== Material provided ==
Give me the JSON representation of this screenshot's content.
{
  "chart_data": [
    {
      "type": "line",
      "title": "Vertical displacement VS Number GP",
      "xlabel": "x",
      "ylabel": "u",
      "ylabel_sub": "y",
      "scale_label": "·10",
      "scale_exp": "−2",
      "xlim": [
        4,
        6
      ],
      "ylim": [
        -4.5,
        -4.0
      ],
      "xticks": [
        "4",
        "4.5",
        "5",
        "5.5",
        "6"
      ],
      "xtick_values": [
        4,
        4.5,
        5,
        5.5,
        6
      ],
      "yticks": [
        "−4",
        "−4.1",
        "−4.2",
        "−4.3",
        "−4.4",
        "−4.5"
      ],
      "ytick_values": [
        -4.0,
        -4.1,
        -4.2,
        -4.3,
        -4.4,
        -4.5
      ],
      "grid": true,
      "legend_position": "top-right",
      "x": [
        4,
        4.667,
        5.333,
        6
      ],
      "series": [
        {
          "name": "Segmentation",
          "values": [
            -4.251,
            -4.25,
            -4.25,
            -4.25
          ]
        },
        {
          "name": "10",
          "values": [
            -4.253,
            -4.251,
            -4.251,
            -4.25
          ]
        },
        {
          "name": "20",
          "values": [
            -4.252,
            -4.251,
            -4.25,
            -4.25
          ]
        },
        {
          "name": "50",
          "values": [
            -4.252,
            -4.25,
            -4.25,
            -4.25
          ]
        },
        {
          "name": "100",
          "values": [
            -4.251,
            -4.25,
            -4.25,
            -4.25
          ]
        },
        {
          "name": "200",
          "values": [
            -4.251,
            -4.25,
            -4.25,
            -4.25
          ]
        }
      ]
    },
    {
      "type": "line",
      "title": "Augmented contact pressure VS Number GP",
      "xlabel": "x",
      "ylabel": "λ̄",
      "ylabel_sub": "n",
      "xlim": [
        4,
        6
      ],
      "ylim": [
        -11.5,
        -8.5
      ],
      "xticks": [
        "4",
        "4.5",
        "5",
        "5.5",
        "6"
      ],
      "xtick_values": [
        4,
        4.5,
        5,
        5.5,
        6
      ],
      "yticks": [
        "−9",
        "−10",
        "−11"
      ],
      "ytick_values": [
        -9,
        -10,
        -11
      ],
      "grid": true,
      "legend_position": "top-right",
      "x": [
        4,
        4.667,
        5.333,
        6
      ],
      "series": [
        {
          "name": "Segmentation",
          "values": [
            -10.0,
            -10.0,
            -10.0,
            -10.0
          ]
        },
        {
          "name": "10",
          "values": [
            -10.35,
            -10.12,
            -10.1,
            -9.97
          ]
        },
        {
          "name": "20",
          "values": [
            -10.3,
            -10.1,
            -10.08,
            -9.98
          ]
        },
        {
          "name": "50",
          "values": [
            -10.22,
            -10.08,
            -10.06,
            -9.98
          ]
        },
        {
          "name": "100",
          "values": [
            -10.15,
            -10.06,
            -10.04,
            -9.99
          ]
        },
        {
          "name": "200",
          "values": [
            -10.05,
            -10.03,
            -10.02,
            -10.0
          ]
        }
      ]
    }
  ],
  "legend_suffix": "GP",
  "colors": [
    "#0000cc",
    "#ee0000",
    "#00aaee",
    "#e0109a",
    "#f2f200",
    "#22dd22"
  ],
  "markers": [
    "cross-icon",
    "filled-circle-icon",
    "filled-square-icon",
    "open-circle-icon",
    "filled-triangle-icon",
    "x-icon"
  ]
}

== Task to carry out ==
Lines that hold the word "circle" are the ones to return, every one of them.

== Full response ==
    "filled-circle-icon",
    "open-circle-icon",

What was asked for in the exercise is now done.